BEGIN Records supplied

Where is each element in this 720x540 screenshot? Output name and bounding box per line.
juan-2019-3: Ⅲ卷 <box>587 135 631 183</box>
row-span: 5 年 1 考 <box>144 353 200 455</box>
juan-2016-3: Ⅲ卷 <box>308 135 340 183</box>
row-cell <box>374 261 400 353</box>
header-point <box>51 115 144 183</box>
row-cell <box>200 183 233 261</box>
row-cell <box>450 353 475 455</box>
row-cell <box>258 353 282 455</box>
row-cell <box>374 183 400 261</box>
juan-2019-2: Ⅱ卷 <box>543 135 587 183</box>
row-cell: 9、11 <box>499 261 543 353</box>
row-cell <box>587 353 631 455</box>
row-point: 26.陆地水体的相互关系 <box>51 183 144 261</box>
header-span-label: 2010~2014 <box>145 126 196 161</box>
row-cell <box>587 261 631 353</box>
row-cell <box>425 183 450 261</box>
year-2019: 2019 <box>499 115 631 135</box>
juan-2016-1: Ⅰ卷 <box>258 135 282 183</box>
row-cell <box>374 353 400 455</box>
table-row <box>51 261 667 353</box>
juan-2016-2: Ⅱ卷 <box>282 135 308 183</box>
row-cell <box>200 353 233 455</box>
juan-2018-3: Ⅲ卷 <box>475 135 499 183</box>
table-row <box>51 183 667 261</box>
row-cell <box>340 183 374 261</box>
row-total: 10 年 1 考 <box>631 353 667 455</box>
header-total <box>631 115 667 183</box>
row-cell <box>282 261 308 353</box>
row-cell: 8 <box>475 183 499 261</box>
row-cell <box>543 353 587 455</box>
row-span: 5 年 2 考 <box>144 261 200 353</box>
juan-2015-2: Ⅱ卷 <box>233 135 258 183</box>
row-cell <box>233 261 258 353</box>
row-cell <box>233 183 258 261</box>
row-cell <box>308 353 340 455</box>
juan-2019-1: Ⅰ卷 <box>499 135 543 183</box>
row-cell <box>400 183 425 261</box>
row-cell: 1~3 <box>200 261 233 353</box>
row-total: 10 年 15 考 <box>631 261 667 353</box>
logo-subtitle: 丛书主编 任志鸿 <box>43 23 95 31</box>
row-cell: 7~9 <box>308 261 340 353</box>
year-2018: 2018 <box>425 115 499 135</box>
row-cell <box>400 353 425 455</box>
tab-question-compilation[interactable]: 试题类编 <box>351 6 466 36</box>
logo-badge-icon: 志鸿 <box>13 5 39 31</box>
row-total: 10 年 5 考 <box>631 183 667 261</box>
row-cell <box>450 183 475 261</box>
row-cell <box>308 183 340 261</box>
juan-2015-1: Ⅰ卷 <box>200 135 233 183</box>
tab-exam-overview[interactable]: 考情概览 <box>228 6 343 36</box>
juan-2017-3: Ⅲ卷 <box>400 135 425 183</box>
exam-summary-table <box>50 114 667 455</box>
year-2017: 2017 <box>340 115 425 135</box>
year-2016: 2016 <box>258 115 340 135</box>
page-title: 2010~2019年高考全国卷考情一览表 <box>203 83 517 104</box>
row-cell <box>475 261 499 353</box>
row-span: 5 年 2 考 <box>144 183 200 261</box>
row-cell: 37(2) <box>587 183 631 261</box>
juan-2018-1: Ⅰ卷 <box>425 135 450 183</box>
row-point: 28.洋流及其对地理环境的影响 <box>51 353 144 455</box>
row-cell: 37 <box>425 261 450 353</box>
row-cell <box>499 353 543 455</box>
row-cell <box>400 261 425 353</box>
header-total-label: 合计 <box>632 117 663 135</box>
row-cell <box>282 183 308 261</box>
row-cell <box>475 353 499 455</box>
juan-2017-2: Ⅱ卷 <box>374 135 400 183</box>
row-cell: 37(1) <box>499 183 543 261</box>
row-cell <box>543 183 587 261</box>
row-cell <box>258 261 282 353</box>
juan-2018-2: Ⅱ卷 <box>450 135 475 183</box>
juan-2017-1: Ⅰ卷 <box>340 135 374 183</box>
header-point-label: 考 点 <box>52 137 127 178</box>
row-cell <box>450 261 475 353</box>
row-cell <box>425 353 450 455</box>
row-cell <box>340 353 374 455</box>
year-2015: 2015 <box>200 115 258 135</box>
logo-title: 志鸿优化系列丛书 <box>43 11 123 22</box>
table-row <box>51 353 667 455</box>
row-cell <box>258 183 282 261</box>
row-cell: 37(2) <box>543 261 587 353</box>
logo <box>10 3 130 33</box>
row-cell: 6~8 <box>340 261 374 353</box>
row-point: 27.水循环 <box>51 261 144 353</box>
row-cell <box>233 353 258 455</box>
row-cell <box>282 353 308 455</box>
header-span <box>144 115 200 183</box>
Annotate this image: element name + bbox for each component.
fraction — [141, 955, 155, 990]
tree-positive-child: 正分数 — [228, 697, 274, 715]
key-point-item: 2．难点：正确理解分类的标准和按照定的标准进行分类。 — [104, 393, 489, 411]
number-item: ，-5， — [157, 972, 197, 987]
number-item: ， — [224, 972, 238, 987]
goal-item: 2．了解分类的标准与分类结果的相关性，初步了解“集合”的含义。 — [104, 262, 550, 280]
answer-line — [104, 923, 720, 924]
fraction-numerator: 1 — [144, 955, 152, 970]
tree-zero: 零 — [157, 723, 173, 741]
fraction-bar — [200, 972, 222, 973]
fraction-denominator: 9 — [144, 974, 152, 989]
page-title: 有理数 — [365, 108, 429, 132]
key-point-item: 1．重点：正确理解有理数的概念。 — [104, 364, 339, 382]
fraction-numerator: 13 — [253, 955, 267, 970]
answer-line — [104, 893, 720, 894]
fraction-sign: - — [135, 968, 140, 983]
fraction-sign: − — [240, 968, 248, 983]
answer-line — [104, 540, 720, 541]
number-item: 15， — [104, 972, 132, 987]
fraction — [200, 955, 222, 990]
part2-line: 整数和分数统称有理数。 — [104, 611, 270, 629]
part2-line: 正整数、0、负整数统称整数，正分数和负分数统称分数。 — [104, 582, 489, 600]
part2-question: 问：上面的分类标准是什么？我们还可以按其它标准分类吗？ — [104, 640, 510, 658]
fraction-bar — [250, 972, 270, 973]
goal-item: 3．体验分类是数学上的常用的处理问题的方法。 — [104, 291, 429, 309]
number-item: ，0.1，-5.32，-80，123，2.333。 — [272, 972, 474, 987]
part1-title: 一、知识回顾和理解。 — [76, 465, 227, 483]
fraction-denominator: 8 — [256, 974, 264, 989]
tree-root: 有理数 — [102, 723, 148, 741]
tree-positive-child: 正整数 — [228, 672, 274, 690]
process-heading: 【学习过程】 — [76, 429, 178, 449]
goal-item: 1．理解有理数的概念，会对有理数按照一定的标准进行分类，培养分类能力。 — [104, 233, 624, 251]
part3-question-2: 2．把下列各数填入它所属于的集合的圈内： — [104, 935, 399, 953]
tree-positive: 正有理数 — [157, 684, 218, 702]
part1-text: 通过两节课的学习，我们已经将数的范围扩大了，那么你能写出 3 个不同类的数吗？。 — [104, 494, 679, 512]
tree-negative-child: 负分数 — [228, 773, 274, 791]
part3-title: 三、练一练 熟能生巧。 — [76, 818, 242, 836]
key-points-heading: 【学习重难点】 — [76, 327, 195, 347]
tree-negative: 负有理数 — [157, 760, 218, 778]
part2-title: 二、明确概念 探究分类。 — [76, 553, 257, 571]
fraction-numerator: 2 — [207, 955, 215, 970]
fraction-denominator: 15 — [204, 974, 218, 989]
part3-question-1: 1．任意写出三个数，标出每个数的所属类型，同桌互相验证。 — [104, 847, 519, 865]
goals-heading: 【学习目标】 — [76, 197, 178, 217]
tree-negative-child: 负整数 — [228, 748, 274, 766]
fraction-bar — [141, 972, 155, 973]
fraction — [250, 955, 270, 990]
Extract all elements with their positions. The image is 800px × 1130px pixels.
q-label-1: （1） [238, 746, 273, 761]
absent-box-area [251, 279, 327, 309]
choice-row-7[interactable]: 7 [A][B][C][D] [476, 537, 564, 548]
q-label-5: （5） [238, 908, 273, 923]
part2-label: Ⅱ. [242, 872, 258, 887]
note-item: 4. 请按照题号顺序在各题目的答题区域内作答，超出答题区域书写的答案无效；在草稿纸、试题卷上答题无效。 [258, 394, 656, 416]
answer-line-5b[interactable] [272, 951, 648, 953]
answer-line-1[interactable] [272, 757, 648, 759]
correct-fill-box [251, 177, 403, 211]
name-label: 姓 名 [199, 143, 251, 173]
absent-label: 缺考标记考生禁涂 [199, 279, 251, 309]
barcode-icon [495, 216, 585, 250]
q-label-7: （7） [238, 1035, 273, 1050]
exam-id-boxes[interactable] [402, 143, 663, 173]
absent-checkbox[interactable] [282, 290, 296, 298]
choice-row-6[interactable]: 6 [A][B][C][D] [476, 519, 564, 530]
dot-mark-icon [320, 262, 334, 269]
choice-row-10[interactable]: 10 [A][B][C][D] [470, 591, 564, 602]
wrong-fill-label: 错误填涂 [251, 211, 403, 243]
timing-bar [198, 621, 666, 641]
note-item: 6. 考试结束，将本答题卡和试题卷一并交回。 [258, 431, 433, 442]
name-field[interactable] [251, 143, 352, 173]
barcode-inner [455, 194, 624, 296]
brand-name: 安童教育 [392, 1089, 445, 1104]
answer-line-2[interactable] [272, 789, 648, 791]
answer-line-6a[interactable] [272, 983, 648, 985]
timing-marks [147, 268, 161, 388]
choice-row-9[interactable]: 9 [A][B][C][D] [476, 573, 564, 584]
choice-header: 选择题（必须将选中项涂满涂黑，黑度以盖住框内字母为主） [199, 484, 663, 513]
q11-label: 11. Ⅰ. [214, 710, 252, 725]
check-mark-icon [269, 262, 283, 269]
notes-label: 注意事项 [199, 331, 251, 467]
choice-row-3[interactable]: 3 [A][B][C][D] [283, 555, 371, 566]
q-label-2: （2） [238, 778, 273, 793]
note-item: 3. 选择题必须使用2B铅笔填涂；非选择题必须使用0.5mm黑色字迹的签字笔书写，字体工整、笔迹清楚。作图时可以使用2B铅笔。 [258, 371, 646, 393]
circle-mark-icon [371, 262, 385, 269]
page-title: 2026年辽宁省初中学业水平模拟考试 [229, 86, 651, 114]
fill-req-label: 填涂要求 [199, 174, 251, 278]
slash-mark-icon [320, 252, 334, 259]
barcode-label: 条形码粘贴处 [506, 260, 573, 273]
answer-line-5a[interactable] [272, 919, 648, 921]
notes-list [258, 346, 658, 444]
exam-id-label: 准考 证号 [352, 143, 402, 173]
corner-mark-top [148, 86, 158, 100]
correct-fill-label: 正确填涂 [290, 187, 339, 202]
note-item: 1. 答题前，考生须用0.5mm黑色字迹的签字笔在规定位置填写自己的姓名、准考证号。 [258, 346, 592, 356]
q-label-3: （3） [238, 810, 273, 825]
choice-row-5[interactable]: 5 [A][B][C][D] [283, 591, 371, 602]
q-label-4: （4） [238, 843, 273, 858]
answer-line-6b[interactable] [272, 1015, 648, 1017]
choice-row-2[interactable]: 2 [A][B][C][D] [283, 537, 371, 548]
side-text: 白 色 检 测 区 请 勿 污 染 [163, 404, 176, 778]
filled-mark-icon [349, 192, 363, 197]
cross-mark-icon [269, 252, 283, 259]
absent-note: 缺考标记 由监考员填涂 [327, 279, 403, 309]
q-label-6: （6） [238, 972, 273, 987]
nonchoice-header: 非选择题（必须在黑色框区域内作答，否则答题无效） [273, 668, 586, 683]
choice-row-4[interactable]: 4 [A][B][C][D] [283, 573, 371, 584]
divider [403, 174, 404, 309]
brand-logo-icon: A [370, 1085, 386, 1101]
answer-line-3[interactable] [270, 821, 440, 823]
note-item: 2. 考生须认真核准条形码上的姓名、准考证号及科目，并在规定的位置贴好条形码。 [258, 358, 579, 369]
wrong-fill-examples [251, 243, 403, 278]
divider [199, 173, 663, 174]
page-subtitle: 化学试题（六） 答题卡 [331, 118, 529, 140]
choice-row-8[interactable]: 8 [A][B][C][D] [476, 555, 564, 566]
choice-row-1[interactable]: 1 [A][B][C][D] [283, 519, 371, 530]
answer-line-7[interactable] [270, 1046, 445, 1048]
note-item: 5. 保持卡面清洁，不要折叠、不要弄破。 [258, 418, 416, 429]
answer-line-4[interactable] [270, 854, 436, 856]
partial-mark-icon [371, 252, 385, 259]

END Records supplied

→ What is expected: Reproduce the lines verbatim, from the first line of the listings through the line containing "row-cell <box>587 353 631 455</box>".

→ The output:
Where is each element in this 720x540 screenshot? Output name and bounding box per line.
juan-2019-3: Ⅲ卷 <box>587 135 631 183</box>
row-span: 5 年 1 考 <box>144 353 200 455</box>
juan-2016-3: Ⅲ卷 <box>308 135 340 183</box>
row-cell <box>374 261 400 353</box>
header-point <box>51 115 144 183</box>
row-cell <box>200 183 233 261</box>
row-cell <box>450 353 475 455</box>
row-cell <box>258 353 282 455</box>
row-cell <box>374 183 400 261</box>
juan-2019-2: Ⅱ卷 <box>543 135 587 183</box>
row-cell: 9、11 <box>499 261 543 353</box>
row-cell <box>587 353 631 455</box>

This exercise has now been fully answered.